EXERCISE: Scan the lines below; pull out those with "الرمزاني".
====================
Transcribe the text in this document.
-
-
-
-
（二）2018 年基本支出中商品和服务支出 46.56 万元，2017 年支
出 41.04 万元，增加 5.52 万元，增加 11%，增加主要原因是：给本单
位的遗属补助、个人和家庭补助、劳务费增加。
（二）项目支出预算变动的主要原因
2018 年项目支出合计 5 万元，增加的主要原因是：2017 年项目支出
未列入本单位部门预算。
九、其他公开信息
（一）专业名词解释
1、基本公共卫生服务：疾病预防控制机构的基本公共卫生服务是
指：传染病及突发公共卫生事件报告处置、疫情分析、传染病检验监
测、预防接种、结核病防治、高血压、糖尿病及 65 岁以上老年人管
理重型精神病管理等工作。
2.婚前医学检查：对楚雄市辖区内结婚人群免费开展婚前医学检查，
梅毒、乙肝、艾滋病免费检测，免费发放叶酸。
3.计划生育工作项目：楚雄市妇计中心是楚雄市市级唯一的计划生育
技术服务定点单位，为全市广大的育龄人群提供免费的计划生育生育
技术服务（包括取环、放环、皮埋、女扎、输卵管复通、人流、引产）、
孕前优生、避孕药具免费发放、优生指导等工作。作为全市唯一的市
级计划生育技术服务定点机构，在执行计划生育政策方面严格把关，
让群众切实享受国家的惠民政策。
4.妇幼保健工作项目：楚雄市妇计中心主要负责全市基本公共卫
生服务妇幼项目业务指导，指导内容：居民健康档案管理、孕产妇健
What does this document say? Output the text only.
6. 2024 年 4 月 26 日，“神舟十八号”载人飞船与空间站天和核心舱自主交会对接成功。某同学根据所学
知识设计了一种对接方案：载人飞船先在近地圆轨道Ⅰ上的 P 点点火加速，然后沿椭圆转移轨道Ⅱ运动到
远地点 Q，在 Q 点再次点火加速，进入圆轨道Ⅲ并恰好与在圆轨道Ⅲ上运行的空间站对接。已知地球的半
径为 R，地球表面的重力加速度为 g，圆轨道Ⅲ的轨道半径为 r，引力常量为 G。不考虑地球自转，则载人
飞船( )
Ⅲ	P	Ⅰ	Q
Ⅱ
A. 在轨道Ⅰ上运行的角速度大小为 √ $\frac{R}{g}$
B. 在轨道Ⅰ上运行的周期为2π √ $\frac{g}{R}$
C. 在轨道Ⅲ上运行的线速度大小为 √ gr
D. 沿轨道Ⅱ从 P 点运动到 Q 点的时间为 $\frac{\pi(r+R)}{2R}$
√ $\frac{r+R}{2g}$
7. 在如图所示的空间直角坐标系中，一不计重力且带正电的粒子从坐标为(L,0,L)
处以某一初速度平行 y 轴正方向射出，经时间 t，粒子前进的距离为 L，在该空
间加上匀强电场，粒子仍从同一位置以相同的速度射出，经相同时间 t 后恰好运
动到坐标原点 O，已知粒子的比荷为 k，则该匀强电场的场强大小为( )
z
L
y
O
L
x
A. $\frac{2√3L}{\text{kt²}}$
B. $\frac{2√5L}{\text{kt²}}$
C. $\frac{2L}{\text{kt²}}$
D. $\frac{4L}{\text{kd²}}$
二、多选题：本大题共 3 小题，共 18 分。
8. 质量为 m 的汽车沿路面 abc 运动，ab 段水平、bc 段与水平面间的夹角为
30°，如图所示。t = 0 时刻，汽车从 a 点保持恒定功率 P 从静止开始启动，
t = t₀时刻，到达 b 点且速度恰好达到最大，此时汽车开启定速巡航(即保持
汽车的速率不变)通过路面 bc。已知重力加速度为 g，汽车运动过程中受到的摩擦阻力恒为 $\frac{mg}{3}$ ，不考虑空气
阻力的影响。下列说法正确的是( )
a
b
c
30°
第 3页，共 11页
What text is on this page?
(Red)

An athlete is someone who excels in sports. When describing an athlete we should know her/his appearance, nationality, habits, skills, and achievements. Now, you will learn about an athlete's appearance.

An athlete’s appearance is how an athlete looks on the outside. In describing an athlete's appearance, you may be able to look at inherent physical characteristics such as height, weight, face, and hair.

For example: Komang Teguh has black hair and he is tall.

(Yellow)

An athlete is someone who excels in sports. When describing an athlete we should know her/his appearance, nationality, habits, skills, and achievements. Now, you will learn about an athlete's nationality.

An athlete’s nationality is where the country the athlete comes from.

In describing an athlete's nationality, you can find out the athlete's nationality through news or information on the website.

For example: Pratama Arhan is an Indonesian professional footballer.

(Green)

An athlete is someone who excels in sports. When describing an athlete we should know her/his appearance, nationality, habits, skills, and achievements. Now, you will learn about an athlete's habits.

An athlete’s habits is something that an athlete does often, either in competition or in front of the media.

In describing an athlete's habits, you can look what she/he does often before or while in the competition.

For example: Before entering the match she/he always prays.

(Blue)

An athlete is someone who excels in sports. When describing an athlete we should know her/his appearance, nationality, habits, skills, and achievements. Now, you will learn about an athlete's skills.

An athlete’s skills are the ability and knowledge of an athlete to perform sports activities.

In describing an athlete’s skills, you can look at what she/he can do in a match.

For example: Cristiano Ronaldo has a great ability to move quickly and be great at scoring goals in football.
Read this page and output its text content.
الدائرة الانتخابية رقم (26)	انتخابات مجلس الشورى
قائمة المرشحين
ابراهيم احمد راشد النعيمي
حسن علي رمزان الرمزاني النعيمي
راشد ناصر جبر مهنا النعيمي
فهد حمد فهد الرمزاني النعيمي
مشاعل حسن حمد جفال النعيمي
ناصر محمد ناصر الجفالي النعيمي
====================
TASK OUTPUT:
حسن علي رمزان الرمزاني النعيمي
فهد حمد فهد الرمزاني النعيمي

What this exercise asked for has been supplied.